Stored records

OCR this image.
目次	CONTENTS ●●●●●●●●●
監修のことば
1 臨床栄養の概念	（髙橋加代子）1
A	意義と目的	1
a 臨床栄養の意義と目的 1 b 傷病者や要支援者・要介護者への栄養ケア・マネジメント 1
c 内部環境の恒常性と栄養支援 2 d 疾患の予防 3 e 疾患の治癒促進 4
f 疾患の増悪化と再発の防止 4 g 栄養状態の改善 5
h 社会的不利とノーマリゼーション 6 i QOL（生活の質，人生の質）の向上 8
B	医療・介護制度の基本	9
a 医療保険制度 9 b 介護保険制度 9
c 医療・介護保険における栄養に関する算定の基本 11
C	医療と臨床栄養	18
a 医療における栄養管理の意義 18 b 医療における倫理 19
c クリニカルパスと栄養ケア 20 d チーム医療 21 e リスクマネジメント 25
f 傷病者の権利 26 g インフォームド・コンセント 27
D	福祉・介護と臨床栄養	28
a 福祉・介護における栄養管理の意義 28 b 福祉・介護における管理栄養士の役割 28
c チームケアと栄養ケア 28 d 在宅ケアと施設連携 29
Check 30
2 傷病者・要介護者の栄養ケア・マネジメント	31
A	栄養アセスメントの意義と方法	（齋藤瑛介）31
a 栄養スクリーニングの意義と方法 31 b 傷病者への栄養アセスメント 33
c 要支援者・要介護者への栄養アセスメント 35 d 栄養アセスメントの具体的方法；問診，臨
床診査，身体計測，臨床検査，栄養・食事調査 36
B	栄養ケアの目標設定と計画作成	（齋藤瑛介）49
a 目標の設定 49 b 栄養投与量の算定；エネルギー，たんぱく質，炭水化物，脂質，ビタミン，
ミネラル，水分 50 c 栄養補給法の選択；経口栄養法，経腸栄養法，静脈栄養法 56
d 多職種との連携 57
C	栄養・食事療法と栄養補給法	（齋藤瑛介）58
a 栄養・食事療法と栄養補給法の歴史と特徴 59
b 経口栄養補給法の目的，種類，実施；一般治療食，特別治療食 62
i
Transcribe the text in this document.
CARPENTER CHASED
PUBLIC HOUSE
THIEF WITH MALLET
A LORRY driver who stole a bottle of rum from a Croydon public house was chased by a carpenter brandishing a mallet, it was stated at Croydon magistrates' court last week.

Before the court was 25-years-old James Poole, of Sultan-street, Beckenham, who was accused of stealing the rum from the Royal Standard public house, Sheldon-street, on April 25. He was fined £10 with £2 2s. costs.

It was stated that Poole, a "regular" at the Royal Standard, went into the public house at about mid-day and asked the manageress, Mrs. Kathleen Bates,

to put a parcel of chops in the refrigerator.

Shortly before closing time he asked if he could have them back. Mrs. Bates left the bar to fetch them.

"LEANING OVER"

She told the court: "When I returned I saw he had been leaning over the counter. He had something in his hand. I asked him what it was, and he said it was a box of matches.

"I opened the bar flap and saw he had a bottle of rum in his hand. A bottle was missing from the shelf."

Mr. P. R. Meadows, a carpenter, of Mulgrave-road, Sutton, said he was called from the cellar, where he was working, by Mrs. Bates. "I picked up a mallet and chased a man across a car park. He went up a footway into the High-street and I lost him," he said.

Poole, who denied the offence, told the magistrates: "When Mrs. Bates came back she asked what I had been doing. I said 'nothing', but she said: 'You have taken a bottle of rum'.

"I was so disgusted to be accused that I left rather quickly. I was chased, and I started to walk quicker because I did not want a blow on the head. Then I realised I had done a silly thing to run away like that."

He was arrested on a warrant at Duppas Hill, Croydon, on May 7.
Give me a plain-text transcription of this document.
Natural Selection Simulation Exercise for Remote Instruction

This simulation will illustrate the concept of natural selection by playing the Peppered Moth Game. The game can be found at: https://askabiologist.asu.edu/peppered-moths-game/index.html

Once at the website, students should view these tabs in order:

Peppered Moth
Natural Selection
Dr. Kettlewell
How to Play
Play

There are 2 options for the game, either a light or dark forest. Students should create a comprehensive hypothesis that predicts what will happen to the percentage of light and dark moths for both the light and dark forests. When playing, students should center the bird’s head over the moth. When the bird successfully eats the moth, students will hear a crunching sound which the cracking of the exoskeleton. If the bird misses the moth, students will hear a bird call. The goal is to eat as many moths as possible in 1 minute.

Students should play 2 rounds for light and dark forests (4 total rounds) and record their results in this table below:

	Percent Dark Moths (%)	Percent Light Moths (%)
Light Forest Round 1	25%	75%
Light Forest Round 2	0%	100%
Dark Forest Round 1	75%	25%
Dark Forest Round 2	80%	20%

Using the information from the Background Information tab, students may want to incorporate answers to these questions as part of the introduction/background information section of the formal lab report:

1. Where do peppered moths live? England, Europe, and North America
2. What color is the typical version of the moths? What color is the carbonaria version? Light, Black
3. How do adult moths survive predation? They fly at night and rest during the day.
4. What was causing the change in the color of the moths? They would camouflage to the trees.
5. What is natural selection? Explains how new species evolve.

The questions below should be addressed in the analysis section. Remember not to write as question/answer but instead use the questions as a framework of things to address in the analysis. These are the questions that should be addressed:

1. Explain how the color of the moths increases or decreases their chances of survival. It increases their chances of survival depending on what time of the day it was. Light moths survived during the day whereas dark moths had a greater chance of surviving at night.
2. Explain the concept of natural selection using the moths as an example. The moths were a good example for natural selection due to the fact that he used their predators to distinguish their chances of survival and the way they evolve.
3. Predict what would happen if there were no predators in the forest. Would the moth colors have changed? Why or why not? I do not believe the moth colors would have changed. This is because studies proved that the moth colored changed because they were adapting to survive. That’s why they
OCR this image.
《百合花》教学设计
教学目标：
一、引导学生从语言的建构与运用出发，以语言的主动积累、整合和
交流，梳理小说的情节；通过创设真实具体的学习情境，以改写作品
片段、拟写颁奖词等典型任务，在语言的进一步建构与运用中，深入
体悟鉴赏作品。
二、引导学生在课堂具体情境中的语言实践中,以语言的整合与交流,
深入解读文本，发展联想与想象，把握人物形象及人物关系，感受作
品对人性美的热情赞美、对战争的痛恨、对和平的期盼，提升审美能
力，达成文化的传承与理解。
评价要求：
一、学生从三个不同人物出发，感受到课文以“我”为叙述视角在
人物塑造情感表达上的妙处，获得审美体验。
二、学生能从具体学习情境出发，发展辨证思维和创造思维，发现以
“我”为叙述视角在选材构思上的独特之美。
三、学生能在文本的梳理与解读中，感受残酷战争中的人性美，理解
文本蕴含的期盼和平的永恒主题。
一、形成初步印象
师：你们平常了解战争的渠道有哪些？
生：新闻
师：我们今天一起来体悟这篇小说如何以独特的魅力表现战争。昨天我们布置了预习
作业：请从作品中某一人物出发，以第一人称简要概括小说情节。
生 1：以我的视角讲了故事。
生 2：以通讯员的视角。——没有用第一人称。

EXERCISE: Extract the full listing and reproduce each line exactly.

EXERCISE RESPONSE:
OCR this image.
目次	CONTENTS ●●●●●●●●●
監修のことば
1 臨床栄養の概念	（髙橋加代子）1
A	意義と目的	1
a 臨床栄養の意義と目的 1 b 傷病者や要支援者・要介護者への栄養ケア・マネジメント 1
c 内部環境の恒常性と栄養支援 2 d 疾患の予防 3 e 疾患の治癒促進 4
f 疾患の増悪化と再発の防止 4 g 栄養状態の改善 5
h 社会的不利とノーマリゼーション 6 i QOL（生活の質，人生の質）の向上 8
B	医療・介護制度の基本	9
a 医療保険制度 9 b 介護保険制度 9
c 医療・介護保険における栄養に関する算定の基本 11
C	医療と臨床栄養	18
a 医療における栄養管理の意義 18 b 医療における倫理 19
c クリニカルパスと栄養ケア 20 d チーム医療 21 e リスクマネジメント 25
f 傷病者の権利 26 g インフォームド・コンセント 27
D	福祉・介護と臨床栄養	28
a 福祉・介護における栄養管理の意義 28 b 福祉・介護における管理栄養士の役割 28
c チームケアと栄養ケア 28 d 在宅ケアと施設連携 29
Check 30
2 傷病者・要介護者の栄養ケア・マネジメント	31
A	栄養アセスメントの意義と方法	（齋藤瑛介）31
a 栄養スクリーニングの意義と方法 31 b 傷病者への栄養アセスメント 33
c 要支援者・要介護者への栄養アセスメント 35 d 栄養アセスメントの具体的方法；問診，臨
床診査，身体計測，臨床検査，栄養・食事調査 36
B	栄養ケアの目標設定と計画作成	（齋藤瑛介）49
a 目標の設定 49 b 栄養投与量の算定；エネルギー，たんぱく質，炭水化物，脂質，ビタミン，
ミネラル，水分 50 c 栄養補給法の選択；経口栄養法，経腸栄養法，静脈栄養法 56
d 多職種との連携 57
C	栄養・食事療法と栄養補給法	（齋藤瑛介）58
a 栄養・食事療法と栄養補給法の歴史と特徴 59
b 経口栄養補給法の目的，種類，実施；一般治療食，特別治療食 62
i
Transcribe the text in this document.
CARPENTER CHASED
PUBLIC HOUSE
THIEF WITH MALLET
A LORRY driver who stole a bottle of rum from a Croydon public house was chased by a carpenter brandishing a mallet, it was stated at Croydon magistrates' court last week.

Before the court was 25-years-old James Poole, of Sultan-street, Beckenham, who was accused of stealing the rum from the Royal Standard public house, Sheldon-street, on April 25. He was fined £10 with £2 2s. costs.

It was stated that Poole, a "regular" at the Royal Standard, went into the public house at about mid-day and asked the manageress, Mrs. Kathleen Bates,

to put a parcel of chops in the refrigerator.

Shortly before closing time he asked if he could have them back. Mrs. Bates left the bar to fetch them.

"LEANING OVER"

She told the court: "When I returned I saw he had been leaning over the counter. He had something in his hand. I asked him what it was, and he said it was a box of matches.

"I opened the bar flap and saw he had a bottle of rum in his hand. A bottle was missing from the shelf."

Mr. P. R. Meadows, a carpenter, of Mulgrave-road, Sutton, said he was called from the cellar, where he was working, by Mrs. Bates. "I picked up a mallet and chased a man across a car park. He went up a footway into the High-street and I lost him," he said.

Poole, who denied the offence, told the magistrates: "When Mrs. Bates came back she asked what I had been doing. I said 'nothing', but she said: 'You have taken a bottle of rum'.

"I was so disgusted to be accused that I left rather quickly. I was chased, and I started to walk quicker because I did not want a blow on the head. Then I realised I had done a silly thing to run away like that."

He was arrested on a warrant at Duppas Hill, Croydon, on May 7.
Give me a plain-text transcription of this document.
Natural Selection Simulation Exercise for Remote Instruction

This simulation will illustrate the concept of natural selection by playing the Peppered Moth Game. The game can be found at: https://askabiologist.asu.edu/peppered-moths-game/index.html

Once at the website, students should view these tabs in order:

Peppered Moth
Natural Selection
Dr. Kettlewell
How to Play
Play

There are 2 options for the game, either a light or dark forest. Students should create a comprehensive hypothesis that predicts what will happen to the percentage of light and dark moths for both the light and dark forests. When playing, students should center the bird’s head over the moth. When the bird successfully eats the moth, students will hear a crunching sound which the cracking of the exoskeleton. If the bird misses the moth, students will hear a bird call. The goal is to eat as many moths as possible in 1 minute.

Students should play 2 rounds for light and dark forests (4 total rounds) and record their results in this table below:

	Percent Dark Moths (%)	Percent Light Moths (%)
Light Forest Round 1	25%	75%
Light Forest Round 2	0%	100%
Dark Forest Round 1	75%	25%
Dark Forest Round 2	80%	20%

Using the information from the Background Information tab, students may want to incorporate answers to these questions as part of the introduction/background information section of the formal lab report:

1. Where do peppered moths live? England, Europe, and North America
2. What color is the typical version of the moths? What color is the carbonaria version? Light, Black
3. How do adult moths survive predation? They fly at night and rest during the day.
4. What was causing the change in the color of the moths? They would camouflage to the trees.
5. What is natural selection? Explains how new species evolve.

The questions below should be addressed in the analysis section. Remember not to write as question/answer but instead use the questions as a framework of things to address in the analysis. These are the questions that should be addressed:

1. Explain how the color of the moths increases or decreases their chances of survival. It increases their chances of survival depending on what time of the day it was. Light moths survived during the day whereas dark moths had a greater chance of surviving at night.
2. Explain the concept of natural selection using the moths as an example. The moths were a good example for natural selection due to the fact that he used their predators to distinguish their chances of survival and the way they evolve.
3. Predict what would happen if there were no predators in the forest. Would the moth colors have changed? Why or why not? I do not believe the moth colors would have changed. This is because studies proved that the moth colored changed because they were adapting to survive. That’s why they
OCR this image.
《百合花》教学设计
教学目标：
一、引导学生从语言的建构与运用出发，以语言的主动积累、整合和
交流，梳理小说的情节；通过创设真实具体的学习情境，以改写作品
片段、拟写颁奖词等典型任务，在语言的进一步建构与运用中，深入
体悟鉴赏作品。
二、引导学生在课堂具体情境中的语言实践中,以语言的整合与交流,
深入解读文本，发展联想与想象，把握人物形象及人物关系，感受作
品对人性美的热情赞美、对战争的痛恨、对和平的期盼，提升审美能
力，达成文化的传承与理解。
评价要求：
一、学生从三个不同人物出发，感受到课文以“我”为叙述视角在
人物塑造情感表达上的妙处，获得审美体验。
二、学生能从具体学习情境出发，发展辨证思维和创造思维，发现以
“我”为叙述视角在选材构思上的独特之美。
三、学生能在文本的梳理与解读中，感受残酷战争中的人性美，理解
文本蕴含的期盼和平的永恒主题。
一、形成初步印象
师：你们平常了解战争的渠道有哪些？
生：新闻
师：我们今天一起来体悟这篇小说如何以独特的魅力表现战争。昨天我们布置了预习
作业：请从作品中某一人物出发，以第一人称简要概括小说情节。
生 1：以我的视角讲了故事。
生 2：以通讯员的视角。——没有用第一人称。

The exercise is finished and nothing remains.